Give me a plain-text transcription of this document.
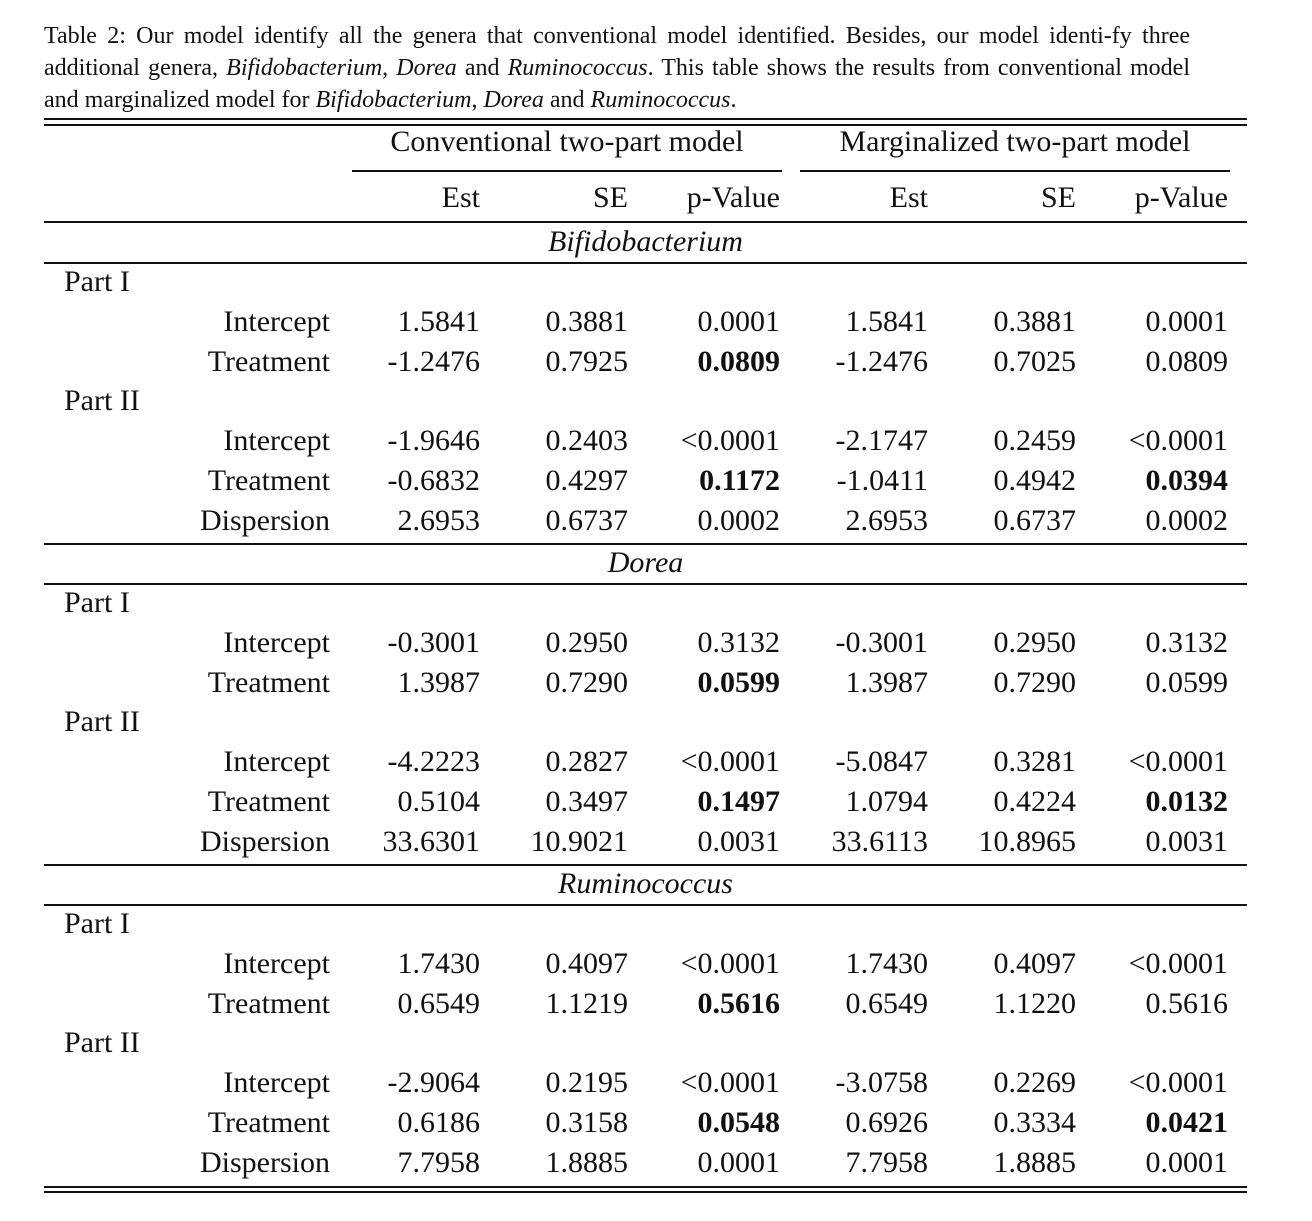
Table 2: Our model identify all the genera that conventional model identified. Besides, our model identi-fy three additional genera, Bifidobacterium, Dorea and Ruminococcus. This table shows the results from conventional model and marginalized model for Bifidobacterium, Dorea and Ruminococcus.
Conventional two-part model	Marginalized two-part model
Est	SE	p-Value	Est	SE	p-Value
Bifidobacterium
Part I
Intercept	1.5841	0.3881	0.0001	1.5841	0.3881	0.0001
Treatment	-1.2476	0.7925	0.0809	-1.2476	0.7025	0.0809
Part II
Intercept	-1.9646	0.2403	<0.0001	-2.1747	0.2459	<0.0001
Treatment	-0.6832	0.4297	0.1172	-1.0411	0.4942	0.0394
Dispersion	2.6953	0.6737	0.0002	2.6953	0.6737	0.0002
Dorea
Part I
Intercept	-0.3001	0.2950	0.3132	-0.3001	0.2950	0.3132
Treatment	1.3987	0.7290	0.0599	1.3987	0.7290	0.0599
Part II
Intercept	-4.2223	0.2827	<0.0001	-5.0847	0.3281	<0.0001
Treatment	0.5104	0.3497	0.1497	1.0794	0.4224	0.0132
Dispersion	33.6301	10.9021	0.0031	33.6113	10.8965	0.0031
Ruminococcus
Part I
Intercept	1.7430	0.4097	<0.0001	1.7430	0.4097	<0.0001
Treatment	0.6549	1.1219	0.5616	0.6549	1.1220	0.5616
Part II
Intercept	-2.9064	0.2195	<0.0001	-3.0758	0.2269	<0.0001
Treatment	0.6186	0.3158	0.0548	0.6926	0.3334	0.0421
Dispersion	7.7958	1.8885	0.0001	7.7958	1.8885	0.0001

□ □ □ □ □

TASK REQUIREMENTS: Take from the entries every line that has the string "Dispersion".

RESULT FOR THIS TASK:
Dispersion	2.6953	0.6737	0.0002	2.6953	0.6737	0.0002
Dispersion	33.6301	10.9021	0.0031	33.6113	10.8965	0.0031
Dispersion	7.7958	1.8885	0.0001	7.7958	1.8885	0.0001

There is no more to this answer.